▶ _To do_
Copy each line below that includes "нескольких".

************

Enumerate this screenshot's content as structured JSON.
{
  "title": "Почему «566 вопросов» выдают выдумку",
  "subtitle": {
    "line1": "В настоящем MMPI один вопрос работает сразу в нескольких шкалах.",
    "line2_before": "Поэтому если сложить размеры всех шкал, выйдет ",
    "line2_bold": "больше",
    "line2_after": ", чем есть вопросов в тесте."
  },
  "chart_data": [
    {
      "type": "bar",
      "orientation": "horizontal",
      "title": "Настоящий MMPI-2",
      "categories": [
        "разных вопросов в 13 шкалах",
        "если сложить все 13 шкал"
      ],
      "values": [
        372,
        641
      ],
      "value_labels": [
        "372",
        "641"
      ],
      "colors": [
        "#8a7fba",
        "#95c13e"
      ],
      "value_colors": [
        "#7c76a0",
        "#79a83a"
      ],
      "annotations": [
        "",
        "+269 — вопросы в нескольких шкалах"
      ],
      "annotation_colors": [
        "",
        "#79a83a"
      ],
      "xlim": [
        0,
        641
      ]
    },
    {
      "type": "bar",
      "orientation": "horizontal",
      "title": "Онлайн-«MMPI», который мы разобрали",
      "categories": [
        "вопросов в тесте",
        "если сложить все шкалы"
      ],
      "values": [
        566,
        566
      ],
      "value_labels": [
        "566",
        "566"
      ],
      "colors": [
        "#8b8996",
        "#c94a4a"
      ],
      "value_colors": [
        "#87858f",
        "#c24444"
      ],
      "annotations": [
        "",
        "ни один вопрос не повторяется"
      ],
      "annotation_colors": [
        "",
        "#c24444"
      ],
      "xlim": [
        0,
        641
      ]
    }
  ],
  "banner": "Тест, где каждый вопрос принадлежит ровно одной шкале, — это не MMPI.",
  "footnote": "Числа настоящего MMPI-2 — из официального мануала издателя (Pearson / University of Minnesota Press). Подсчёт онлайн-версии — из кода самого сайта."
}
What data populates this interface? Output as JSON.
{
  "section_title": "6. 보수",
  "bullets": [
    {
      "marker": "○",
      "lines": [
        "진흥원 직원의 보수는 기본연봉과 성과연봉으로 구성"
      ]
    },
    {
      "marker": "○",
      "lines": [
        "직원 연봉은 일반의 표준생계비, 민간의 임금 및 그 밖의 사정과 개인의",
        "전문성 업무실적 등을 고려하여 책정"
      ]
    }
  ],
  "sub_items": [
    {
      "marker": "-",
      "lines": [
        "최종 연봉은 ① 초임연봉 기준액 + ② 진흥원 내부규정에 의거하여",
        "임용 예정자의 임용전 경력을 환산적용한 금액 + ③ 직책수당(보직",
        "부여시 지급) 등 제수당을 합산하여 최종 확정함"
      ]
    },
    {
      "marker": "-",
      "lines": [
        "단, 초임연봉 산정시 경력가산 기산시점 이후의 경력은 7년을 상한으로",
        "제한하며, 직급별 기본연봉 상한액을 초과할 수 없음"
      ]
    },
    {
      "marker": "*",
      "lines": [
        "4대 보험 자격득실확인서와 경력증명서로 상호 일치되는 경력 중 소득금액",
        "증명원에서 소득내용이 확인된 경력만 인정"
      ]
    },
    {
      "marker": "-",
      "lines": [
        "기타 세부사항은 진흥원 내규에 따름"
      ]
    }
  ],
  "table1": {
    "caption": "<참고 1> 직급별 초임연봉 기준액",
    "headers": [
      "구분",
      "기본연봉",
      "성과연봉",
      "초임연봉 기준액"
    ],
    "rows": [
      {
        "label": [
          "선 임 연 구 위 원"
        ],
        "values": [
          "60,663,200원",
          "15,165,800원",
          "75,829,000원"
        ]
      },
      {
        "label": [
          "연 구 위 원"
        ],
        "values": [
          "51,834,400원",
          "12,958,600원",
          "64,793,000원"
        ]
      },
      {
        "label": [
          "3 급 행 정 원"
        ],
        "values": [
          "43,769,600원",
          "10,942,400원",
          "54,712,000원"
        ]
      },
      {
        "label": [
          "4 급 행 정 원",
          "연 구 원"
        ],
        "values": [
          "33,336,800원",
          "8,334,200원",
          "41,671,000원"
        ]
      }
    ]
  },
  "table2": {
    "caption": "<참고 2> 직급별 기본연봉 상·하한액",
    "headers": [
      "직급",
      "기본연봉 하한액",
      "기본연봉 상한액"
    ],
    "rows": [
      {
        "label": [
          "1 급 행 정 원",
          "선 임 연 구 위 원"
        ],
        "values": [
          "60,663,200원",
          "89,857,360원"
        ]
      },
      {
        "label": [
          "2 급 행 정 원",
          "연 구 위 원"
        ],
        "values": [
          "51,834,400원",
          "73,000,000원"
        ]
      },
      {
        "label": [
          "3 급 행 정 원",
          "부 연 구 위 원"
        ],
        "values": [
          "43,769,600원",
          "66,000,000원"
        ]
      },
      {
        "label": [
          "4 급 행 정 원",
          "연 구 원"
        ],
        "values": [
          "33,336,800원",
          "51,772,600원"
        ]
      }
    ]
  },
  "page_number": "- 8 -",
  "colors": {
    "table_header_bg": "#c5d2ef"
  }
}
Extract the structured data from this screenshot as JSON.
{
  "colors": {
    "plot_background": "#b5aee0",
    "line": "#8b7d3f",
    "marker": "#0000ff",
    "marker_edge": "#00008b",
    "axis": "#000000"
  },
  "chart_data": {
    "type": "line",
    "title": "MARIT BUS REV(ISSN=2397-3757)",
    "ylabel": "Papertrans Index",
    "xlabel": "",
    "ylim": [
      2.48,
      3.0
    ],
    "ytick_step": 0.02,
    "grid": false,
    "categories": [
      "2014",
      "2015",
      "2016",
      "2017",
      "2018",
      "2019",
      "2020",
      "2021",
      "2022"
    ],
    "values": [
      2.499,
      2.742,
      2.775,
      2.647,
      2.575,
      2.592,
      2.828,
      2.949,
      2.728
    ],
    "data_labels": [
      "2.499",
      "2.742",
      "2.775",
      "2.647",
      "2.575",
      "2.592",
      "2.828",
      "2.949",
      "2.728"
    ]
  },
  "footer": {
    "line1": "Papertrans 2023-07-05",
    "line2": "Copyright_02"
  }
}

************

▶ _Reply_
    "line1": "В настоящем MMPI один вопрос работает сразу в нескольких шкалах.",
        "+269 — вопросы в нескольких шкалах"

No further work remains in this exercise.